Begin DATASET EXCERPTS

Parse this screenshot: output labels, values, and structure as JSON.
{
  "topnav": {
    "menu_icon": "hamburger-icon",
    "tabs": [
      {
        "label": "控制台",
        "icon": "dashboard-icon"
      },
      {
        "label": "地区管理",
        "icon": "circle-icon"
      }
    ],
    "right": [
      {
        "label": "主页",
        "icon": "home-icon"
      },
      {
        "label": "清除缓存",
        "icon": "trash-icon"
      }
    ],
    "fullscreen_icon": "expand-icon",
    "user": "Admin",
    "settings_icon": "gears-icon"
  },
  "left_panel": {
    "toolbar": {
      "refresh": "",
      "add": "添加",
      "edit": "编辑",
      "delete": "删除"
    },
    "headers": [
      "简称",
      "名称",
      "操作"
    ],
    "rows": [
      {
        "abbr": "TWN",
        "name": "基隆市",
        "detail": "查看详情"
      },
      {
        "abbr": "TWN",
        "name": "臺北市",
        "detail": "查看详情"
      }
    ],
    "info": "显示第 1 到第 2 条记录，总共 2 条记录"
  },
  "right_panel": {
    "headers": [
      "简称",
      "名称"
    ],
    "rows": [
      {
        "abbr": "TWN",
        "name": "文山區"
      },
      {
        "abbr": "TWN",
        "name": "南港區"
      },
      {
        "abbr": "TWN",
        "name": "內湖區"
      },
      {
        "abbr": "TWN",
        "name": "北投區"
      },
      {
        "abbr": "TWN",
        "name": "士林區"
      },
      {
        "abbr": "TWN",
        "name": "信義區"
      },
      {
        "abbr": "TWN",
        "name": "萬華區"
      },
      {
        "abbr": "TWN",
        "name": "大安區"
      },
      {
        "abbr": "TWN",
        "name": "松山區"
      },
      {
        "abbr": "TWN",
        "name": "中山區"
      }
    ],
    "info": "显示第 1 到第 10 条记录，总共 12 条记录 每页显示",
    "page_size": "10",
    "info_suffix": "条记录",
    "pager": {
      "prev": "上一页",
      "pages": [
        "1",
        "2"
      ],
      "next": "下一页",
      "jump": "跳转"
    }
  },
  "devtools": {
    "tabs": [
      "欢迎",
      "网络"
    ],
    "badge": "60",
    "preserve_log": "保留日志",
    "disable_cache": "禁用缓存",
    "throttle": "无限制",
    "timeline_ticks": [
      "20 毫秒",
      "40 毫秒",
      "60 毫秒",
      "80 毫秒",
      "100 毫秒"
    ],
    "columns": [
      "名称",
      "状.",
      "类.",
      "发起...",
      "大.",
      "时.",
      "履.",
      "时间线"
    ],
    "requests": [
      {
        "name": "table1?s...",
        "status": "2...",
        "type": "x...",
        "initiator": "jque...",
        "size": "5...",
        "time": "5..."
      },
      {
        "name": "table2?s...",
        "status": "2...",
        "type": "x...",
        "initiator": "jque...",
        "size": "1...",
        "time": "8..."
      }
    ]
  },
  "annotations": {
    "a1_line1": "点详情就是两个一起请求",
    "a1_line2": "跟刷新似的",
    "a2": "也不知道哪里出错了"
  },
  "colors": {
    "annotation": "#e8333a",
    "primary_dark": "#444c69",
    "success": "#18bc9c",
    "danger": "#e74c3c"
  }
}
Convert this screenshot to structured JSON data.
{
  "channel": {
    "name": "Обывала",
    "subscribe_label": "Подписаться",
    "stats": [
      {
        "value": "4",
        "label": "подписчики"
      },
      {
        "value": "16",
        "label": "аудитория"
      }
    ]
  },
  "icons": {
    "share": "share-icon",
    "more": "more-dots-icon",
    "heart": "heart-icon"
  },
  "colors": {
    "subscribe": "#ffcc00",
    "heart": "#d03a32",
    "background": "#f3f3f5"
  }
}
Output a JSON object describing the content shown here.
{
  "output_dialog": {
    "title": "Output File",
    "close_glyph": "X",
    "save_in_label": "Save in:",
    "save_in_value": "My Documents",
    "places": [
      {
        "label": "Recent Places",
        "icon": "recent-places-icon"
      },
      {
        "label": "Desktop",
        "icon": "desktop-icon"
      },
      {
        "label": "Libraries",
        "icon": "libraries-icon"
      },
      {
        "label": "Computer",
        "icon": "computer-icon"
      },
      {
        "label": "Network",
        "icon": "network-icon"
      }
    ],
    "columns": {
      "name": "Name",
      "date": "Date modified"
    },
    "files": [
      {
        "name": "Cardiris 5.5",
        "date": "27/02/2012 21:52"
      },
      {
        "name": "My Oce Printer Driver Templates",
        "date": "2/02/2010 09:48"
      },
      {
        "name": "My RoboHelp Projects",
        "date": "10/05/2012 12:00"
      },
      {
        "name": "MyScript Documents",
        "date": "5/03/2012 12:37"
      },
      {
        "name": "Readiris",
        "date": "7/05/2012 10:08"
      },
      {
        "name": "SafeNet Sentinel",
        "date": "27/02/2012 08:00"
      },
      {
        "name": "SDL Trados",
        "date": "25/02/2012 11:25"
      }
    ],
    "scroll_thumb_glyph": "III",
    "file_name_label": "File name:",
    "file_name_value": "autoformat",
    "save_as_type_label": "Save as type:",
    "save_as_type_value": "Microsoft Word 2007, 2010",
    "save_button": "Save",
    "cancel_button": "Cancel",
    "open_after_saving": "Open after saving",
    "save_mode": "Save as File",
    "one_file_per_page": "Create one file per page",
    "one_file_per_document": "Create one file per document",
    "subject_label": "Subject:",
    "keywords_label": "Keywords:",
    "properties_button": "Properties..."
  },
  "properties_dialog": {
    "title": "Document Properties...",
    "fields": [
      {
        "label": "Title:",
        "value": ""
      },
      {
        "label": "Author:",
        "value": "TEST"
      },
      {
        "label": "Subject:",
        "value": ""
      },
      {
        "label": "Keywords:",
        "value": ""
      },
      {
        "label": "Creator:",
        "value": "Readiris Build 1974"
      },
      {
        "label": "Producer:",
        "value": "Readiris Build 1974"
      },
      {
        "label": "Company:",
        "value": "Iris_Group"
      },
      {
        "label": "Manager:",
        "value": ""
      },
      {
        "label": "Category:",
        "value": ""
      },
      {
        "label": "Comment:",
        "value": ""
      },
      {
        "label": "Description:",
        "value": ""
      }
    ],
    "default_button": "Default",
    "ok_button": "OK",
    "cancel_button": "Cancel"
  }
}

End DATASET EXCERPTS

▶ **WHAT NEEDS TO BE DONE**: Copy out each record, keeping every word as it is.

▶ **RESPONSE FOR THIS EXERCISE**:
Parse this screenshot: output labels, values, and structure as JSON.
{
  "topnav": {
    "menu_icon": "hamburger-icon",
    "tabs": [
      {
        "label": "控制台",
        "icon": "dashboard-icon"
      },
      {
        "label": "地区管理",
        "icon": "circle-icon"
      }
    ],
    "right": [
      {
        "label": "主页",
        "icon": "home-icon"
      },
      {
        "label": "清除缓存",
        "icon": "trash-icon"
      }
    ],
    "fullscreen_icon": "expand-icon",
    "user": "Admin",
    "settings_icon": "gears-icon"
  },
  "left_panel": {
    "toolbar": {
      "refresh": "",
      "add": "添加",
      "edit": "编辑",
      "delete": "删除"
    },
    "headers": [
      "简称",
      "名称",
      "操作"
    ],
    "rows": [
      {
        "abbr": "TWN",
        "name": "基隆市",
        "detail": "查看详情"
      },
      {
        "abbr": "TWN",
        "name": "臺北市",
        "detail": "查看详情"
      }
    ],
    "info": "显示第 1 到第 2 条记录，总共 2 条记录"
  },
  "right_panel": {
    "headers": [
      "简称",
      "名称"
    ],
    "rows": [
      {
        "abbr": "TWN",
        "name": "文山區"
      },
      {
        "abbr": "TWN",
        "name": "南港區"
      },
      {
        "abbr": "TWN",
        "name": "內湖區"
      },
      {
        "abbr": "TWN",
        "name": "北投區"
      },
      {
        "abbr": "TWN",
        "name": "士林區"
      },
      {
        "abbr": "TWN",
        "name": "信義區"
      },
      {
        "abbr": "TWN",
        "name": "萬華區"
      },
      {
        "abbr": "TWN",
        "name": "大安區"
      },
      {
        "abbr": "TWN",
        "name": "松山區"
      },
      {
        "abbr": "TWN",
        "name": "中山區"
      }
    ],
    "info": "显示第 1 到第 10 条记录，总共 12 条记录 每页显示",
    "page_size": "10",
    "info_suffix": "条记录",
    "pager": {
      "prev": "上一页",
      "pages": [
        "1",
        "2"
      ],
      "next": "下一页",
      "jump": "跳转"
    }
  },
  "devtools": {
    "tabs": [
      "欢迎",
      "网络"
    ],
    "badge": "60",
    "preserve_log": "保留日志",
    "disable_cache": "禁用缓存",
    "throttle": "无限制",
    "timeline_ticks": [
      "20 毫秒",
      "40 毫秒",
      "60 毫秒",
      "80 毫秒",
      "100 毫秒"
    ],
    "columns": [
      "名称",
      "状.",
      "类.",
      "发起...",
      "大.",
      "时.",
      "履.",
      "时间线"
    ],
    "requests": [
      {
        "name": "table1?s...",
        "status": "2...",
        "type": "x...",
        "initiator": "jque...",
        "size": "5...",
        "time": "5..."
      },
      {
        "name": "table2?s...",
        "status": "2...",
        "type": "x...",
        "initiator": "jque...",
        "size": "1...",
        "time": "8..."
      }
    ]
  },
  "annotations": {
    "a1_line1": "点详情就是两个一起请求",
    "a1_line2": "跟刷新似的",
    "a2": "也不知道哪里出错了"
  },
  "colors": {
    "annotation": "#e8333a",
    "primary_dark": "#444c69",
    "success": "#18bc9c",
    "danger": "#e74c3c"
  }
}
Convert this screenshot to structured JSON data.
{
  "channel": {
    "name": "Обывала",
    "subscribe_label": "Подписаться",
    "stats": [
      {
        "value": "4",
        "label": "подписчики"
      },
      {
        "value": "16",
        "label": "аудитория"
      }
    ]
  },
  "icons": {
    "share": "share-icon",
    "more": "more-dots-icon",
    "heart": "heart-icon"
  },
  "colors": {
    "subscribe": "#ffcc00",
    "heart": "#d03a32",
    "background": "#f3f3f5"
  }
}
Output a JSON object describing the content shown here.
{
  "output_dialog": {
    "title": "Output File",
    "close_glyph": "X",
    "save_in_label": "Save in:",
    "save_in_value": "My Documents",
    "places": [
      {
        "label": "Recent Places",
        "icon": "recent-places-icon"
      },
      {
        "label": "Desktop",
        "icon": "desktop-icon"
      },
      {
        "label": "Libraries",
        "icon": "libraries-icon"
      },
      {
        "label": "Computer",
        "icon": "computer-icon"
      },
      {
        "label": "Network",
        "icon": "network-icon"
      }
    ],
    "columns": {
      "name": "Name",
      "date": "Date modified"
    },
    "files": [
      {
        "name": "Cardiris 5.5",
        "date": "27/02/2012 21:52"
      },
      {
        "name": "My Oce Printer Driver Templates",
        "date": "2/02/2010 09:48"
      },
      {
        "name": "My RoboHelp Projects",
        "date": "10/05/2012 12:00"
      },
      {
        "name": "MyScript Documents",
        "date": "5/03/2012 12:37"
      },
      {
        "name": "Readiris",
        "date": "7/05/2012 10:08"
      },
      {
        "name": "SafeNet Sentinel",
        "date": "27/02/2012 08:00"
      },
      {
        "name": "SDL Trados",
        "date": "25/02/2012 11:25"
      }
    ],
    "scroll_thumb_glyph": "III",
    "file_name_label": "File name:",
    "file_name_value": "autoformat",
    "save_as_type_label": "Save as type:",
    "save_as_type_value": "Microsoft Word 2007, 2010",
    "save_button": "Save",
    "cancel_button": "Cancel",
    "open_after_saving": "Open after saving",
    "save_mode": "Save as File",
    "one_file_per_page": "Create one file per page",
    "one_file_per_document": "Create one file per document",
    "subject_label": "Subject:",
    "keywords_label": "Keywords:",
    "properties_button": "Properties..."
  },
  "properties_dialog": {
    "title": "Document Properties...",
    "fields": [
      {
        "label": "Title:",
        "value": ""
      },
      {
        "label": "Author:",
        "value": "TEST"
      },
      {
        "label": "Subject:",
        "value": ""
      },
      {
        "label": "Keywords:",
        "value": ""
      },
      {
        "label": "Creator:",
        "value": "Readiris Build 1974"
      },
      {
        "label": "Producer:",
        "value": "Readiris Build 1974"
      },
      {
        "label": "Company:",
        "value": "Iris_Group"
      },
      {
        "label": "Manager:",
        "value": ""
      },
      {
        "label": "Category:",
        "value": ""
      },
      {
        "label": "Comment:",
        "value": ""
      },
      {
        "label": "Description:",
        "value": ""
      }
    ],
    "default_button": "Default",
    "ok_button": "OK",
    "cancel_button": "Cancel"
  }
}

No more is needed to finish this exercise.